## EXERCISE DIRECTIONS:
Every line below that includes "hammer" counts toward the total. Report that total alone.
--
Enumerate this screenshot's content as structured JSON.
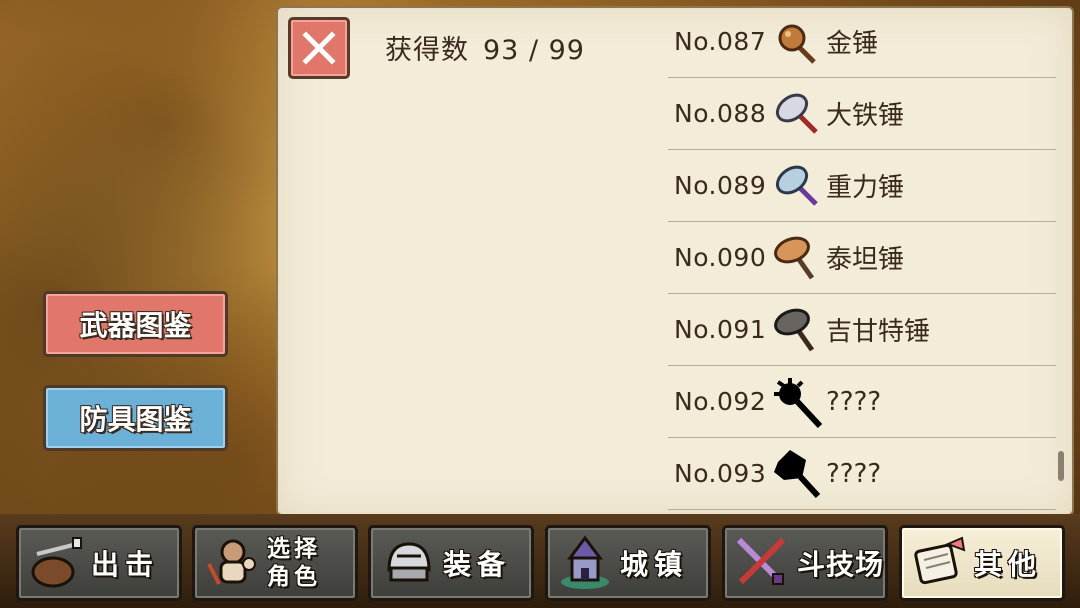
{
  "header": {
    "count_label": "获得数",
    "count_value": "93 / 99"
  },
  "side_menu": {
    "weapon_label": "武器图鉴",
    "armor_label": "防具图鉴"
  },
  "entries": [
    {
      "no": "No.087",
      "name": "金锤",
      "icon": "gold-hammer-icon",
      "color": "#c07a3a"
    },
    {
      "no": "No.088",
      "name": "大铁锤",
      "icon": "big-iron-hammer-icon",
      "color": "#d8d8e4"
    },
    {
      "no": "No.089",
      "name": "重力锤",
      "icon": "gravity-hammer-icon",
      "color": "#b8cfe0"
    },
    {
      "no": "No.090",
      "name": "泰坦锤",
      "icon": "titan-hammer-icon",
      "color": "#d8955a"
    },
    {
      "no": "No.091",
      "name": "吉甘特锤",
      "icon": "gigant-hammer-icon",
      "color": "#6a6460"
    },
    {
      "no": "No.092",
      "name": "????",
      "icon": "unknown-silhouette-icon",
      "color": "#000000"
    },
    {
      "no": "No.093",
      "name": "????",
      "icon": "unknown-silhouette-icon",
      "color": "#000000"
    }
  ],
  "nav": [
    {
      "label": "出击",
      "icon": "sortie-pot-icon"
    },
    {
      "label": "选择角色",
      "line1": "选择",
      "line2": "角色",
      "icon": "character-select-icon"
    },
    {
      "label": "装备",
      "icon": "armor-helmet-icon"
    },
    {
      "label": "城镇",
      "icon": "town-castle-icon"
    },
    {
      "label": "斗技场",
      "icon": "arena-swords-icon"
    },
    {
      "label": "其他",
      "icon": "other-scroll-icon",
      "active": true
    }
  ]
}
--
## OUTPUT OF THE TASK:
5